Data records
— Start —
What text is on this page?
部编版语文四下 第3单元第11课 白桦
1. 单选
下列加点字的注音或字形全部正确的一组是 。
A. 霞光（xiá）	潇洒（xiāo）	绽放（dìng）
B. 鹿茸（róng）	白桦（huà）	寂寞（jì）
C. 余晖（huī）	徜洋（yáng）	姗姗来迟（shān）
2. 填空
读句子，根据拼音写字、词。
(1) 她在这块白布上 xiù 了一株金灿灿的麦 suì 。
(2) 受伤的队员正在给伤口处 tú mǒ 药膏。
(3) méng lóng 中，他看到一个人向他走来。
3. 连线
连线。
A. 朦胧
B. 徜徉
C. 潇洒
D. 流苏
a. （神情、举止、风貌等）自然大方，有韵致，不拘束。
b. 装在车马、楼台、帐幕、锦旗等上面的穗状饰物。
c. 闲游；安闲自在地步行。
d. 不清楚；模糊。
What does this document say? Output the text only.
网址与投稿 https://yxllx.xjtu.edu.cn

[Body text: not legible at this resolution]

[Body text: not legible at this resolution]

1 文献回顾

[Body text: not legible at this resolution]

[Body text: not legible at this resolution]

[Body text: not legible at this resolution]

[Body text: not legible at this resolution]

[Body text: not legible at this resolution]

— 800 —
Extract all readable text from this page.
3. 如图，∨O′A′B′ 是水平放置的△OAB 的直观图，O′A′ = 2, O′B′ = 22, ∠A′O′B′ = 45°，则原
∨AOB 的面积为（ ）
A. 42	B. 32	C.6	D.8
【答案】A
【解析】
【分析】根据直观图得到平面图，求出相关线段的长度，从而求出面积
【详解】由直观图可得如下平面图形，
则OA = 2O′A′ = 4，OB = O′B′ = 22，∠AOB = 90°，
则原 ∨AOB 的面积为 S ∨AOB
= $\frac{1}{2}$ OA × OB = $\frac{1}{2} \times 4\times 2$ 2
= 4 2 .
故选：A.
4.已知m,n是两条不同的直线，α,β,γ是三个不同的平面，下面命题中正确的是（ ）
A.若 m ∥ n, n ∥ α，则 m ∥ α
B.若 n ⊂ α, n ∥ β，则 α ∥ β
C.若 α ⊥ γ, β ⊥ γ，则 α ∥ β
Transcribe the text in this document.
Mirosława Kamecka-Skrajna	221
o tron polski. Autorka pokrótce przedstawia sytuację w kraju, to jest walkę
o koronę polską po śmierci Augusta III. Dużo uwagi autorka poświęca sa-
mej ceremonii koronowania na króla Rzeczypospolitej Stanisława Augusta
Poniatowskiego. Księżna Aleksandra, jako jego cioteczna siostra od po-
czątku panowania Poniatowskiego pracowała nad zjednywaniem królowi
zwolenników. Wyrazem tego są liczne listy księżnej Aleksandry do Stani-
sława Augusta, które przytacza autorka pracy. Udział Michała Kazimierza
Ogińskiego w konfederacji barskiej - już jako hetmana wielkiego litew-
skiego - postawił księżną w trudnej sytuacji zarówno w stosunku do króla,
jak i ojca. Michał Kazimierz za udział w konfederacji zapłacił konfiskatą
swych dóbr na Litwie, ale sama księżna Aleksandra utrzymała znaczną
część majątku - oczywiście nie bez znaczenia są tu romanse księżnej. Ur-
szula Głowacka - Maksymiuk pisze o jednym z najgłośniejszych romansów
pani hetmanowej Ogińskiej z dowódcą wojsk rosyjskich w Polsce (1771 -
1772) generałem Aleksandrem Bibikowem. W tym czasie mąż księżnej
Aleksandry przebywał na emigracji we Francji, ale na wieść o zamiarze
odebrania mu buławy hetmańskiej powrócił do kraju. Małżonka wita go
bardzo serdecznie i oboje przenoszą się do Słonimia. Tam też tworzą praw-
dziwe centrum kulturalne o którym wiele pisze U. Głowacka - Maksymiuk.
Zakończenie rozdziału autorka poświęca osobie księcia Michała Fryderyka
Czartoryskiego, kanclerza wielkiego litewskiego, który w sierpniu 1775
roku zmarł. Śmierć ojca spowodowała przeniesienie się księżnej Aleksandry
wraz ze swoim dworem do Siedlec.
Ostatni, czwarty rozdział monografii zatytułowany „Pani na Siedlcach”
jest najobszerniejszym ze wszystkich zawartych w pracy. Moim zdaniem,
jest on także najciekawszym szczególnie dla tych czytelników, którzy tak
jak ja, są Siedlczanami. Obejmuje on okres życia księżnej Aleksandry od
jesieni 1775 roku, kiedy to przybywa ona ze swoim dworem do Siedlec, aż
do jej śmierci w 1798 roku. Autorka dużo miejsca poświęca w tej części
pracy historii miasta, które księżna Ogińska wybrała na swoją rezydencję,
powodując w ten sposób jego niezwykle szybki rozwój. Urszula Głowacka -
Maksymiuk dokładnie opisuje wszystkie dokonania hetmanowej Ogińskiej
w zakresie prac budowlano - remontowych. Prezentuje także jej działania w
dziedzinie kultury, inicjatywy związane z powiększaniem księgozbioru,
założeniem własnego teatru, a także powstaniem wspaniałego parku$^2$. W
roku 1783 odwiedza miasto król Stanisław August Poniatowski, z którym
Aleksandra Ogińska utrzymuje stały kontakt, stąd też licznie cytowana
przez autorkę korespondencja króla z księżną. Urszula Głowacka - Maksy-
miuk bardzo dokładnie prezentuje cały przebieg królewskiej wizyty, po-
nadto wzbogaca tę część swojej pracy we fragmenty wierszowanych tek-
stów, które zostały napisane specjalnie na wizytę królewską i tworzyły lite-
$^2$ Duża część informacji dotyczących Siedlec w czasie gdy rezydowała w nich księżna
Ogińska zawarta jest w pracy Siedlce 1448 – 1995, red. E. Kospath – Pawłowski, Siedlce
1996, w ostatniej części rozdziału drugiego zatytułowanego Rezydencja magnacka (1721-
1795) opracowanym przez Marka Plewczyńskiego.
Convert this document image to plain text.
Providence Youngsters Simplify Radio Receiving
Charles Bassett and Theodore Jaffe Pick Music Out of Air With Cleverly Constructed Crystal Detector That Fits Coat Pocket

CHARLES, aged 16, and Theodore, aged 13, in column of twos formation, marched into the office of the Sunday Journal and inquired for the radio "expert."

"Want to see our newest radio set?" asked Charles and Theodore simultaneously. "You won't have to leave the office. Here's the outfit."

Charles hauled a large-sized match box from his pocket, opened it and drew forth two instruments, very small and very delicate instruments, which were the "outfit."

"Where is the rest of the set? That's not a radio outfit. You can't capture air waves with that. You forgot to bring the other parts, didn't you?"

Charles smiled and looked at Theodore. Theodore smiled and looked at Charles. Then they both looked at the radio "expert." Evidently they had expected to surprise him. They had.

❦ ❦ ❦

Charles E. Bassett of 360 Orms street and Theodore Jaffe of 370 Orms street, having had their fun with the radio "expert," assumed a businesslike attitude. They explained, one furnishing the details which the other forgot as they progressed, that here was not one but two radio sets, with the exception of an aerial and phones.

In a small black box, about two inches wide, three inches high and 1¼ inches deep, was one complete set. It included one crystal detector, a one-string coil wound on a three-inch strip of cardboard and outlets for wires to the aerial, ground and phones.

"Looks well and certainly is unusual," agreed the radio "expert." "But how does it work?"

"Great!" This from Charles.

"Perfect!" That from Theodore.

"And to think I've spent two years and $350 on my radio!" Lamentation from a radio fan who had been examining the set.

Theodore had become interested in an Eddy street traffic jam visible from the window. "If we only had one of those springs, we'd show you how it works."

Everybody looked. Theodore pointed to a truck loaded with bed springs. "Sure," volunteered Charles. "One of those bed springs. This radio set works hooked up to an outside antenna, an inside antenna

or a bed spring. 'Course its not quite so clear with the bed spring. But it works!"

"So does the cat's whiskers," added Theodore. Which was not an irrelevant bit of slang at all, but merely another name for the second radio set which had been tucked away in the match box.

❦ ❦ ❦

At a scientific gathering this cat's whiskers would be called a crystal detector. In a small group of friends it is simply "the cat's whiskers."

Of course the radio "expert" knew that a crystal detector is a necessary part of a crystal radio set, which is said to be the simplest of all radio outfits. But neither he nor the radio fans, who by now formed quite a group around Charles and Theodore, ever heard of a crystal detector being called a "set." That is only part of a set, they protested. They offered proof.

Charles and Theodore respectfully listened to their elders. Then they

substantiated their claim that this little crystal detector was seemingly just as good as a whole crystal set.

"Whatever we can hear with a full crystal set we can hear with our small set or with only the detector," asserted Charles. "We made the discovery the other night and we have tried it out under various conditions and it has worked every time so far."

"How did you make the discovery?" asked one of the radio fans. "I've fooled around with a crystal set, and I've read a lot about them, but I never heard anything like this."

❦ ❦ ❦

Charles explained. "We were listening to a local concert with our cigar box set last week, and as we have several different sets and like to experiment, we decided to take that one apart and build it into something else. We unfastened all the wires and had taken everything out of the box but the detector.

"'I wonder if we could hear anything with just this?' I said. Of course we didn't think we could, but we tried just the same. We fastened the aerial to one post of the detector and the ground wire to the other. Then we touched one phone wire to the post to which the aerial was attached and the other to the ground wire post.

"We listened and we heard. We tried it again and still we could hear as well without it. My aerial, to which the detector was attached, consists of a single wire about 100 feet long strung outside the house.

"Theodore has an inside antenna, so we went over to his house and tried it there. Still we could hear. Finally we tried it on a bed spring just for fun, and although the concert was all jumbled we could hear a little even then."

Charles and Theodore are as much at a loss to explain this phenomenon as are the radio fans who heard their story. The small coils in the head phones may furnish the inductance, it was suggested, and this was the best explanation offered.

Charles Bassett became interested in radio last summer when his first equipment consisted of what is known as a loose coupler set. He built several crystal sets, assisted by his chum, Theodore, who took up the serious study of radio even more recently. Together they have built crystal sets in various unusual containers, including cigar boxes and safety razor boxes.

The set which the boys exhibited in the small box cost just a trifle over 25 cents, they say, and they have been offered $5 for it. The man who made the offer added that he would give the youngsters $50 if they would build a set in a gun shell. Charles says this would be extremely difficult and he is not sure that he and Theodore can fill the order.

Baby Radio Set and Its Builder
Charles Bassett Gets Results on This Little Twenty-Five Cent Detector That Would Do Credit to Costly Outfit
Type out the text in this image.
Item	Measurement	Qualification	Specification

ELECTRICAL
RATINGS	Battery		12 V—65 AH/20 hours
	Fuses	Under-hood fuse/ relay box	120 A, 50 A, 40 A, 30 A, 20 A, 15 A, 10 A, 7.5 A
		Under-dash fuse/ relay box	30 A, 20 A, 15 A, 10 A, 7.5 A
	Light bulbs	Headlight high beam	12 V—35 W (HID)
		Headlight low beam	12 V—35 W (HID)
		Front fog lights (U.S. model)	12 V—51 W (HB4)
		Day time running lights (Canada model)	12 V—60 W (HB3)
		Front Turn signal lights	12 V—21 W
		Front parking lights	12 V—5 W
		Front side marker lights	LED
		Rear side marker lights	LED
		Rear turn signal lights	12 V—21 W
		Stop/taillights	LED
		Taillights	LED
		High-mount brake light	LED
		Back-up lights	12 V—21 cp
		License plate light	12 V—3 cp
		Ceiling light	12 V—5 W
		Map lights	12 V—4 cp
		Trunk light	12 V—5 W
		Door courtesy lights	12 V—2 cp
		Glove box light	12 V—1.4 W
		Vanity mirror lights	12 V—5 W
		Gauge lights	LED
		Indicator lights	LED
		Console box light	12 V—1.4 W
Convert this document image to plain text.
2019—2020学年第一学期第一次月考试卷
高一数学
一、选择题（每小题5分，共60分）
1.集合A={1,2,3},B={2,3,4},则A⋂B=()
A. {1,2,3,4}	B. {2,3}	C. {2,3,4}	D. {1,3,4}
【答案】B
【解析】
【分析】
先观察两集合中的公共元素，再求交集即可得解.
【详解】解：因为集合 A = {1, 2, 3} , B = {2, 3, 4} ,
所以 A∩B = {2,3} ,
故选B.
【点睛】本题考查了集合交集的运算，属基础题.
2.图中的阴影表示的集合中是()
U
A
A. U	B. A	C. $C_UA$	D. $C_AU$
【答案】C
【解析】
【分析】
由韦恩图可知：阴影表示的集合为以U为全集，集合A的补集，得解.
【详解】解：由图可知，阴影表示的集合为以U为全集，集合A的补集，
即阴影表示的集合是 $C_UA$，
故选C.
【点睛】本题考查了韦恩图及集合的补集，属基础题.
— End —
Task directions:
Check each line of the entries above for the word "Ogińskiej". List the ones that have it.

Solution to this exercise:
pani hetmanowej Ogińskiej z dowódcą wojsk rosyjskich w Polsce (1771 -
Maksymiuk dokładnie opisuje wszystkie dokonania hetmanowej Ogińskiej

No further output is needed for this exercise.